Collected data
## Start
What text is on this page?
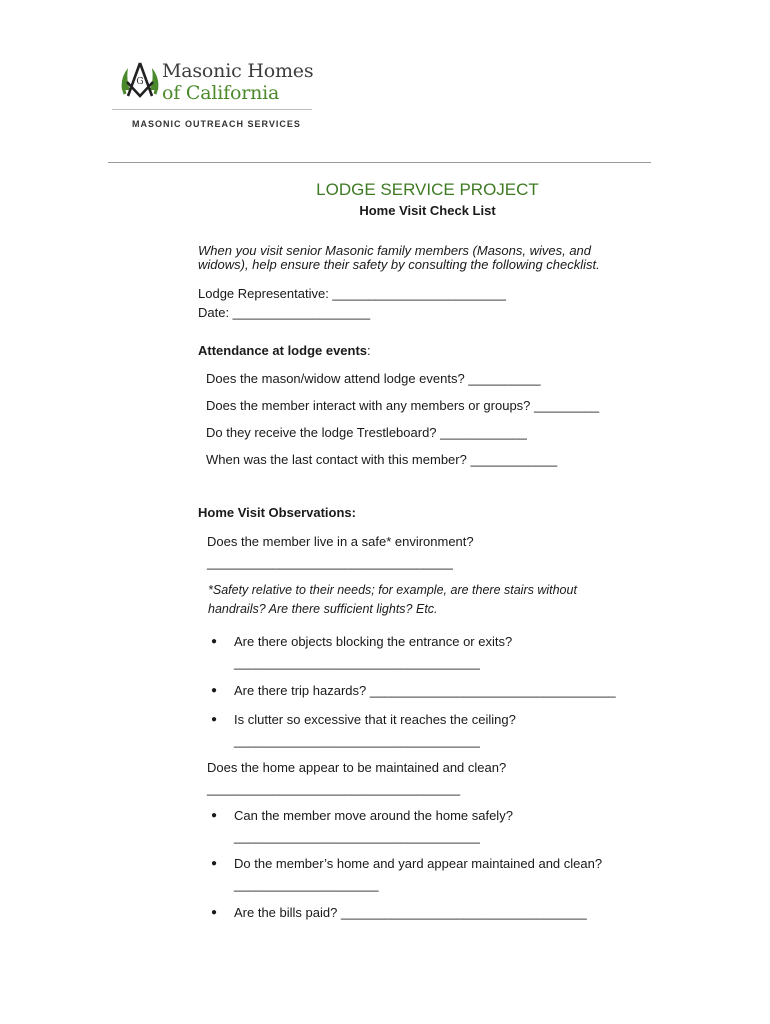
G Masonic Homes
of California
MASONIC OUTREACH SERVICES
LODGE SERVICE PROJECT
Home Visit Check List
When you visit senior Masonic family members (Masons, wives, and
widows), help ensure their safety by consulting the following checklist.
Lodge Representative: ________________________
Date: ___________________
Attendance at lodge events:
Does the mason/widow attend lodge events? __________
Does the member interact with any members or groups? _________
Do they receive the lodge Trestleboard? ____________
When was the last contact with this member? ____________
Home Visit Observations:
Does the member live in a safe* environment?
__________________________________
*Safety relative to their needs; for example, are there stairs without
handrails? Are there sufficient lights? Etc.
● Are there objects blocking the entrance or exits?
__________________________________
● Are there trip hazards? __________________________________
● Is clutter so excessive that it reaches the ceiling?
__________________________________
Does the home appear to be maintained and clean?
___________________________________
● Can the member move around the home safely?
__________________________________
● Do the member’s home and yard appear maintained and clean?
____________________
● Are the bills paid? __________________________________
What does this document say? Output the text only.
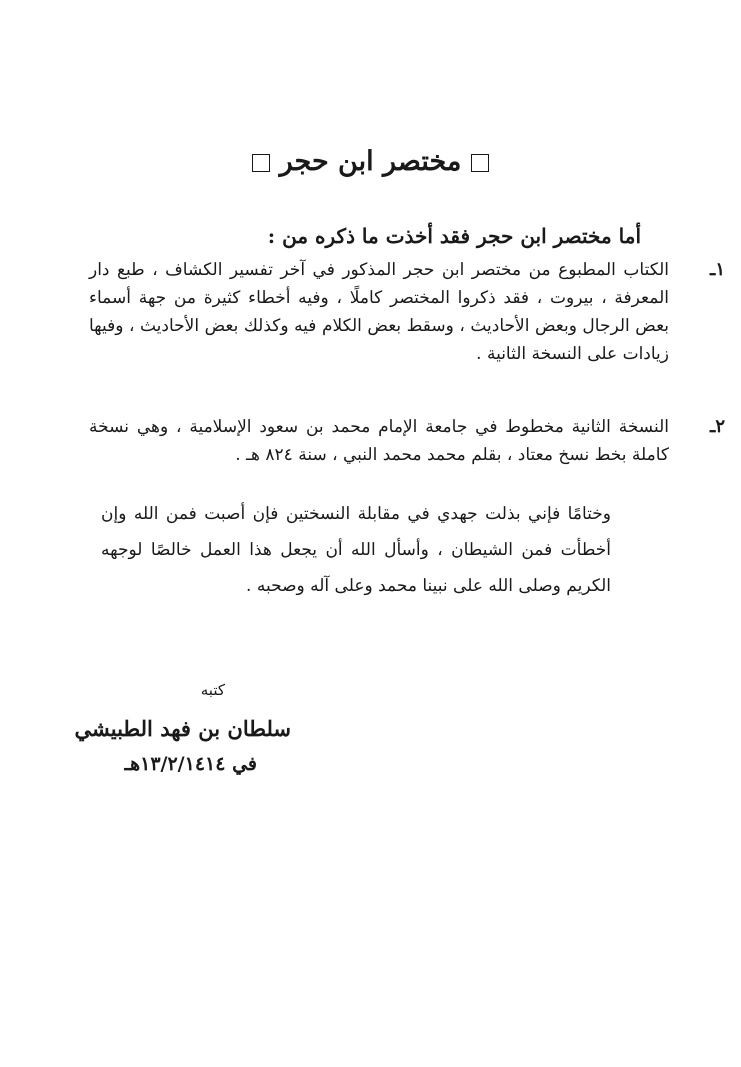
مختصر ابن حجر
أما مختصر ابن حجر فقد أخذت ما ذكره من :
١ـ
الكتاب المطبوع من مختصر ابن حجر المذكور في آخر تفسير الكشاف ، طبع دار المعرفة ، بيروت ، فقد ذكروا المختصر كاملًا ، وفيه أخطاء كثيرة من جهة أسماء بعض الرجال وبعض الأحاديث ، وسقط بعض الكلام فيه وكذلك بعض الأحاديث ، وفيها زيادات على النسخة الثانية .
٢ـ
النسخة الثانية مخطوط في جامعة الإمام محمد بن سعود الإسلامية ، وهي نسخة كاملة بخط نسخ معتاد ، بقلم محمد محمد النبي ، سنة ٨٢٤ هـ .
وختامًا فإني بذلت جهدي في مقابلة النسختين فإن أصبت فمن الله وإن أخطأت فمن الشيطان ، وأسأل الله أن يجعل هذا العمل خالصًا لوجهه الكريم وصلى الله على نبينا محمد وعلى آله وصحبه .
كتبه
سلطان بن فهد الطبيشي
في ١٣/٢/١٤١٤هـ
## End
TO BE DONE
Count all lines of the data that include "appear". The answer is the number alone.

EXPECTED OUTPUT
2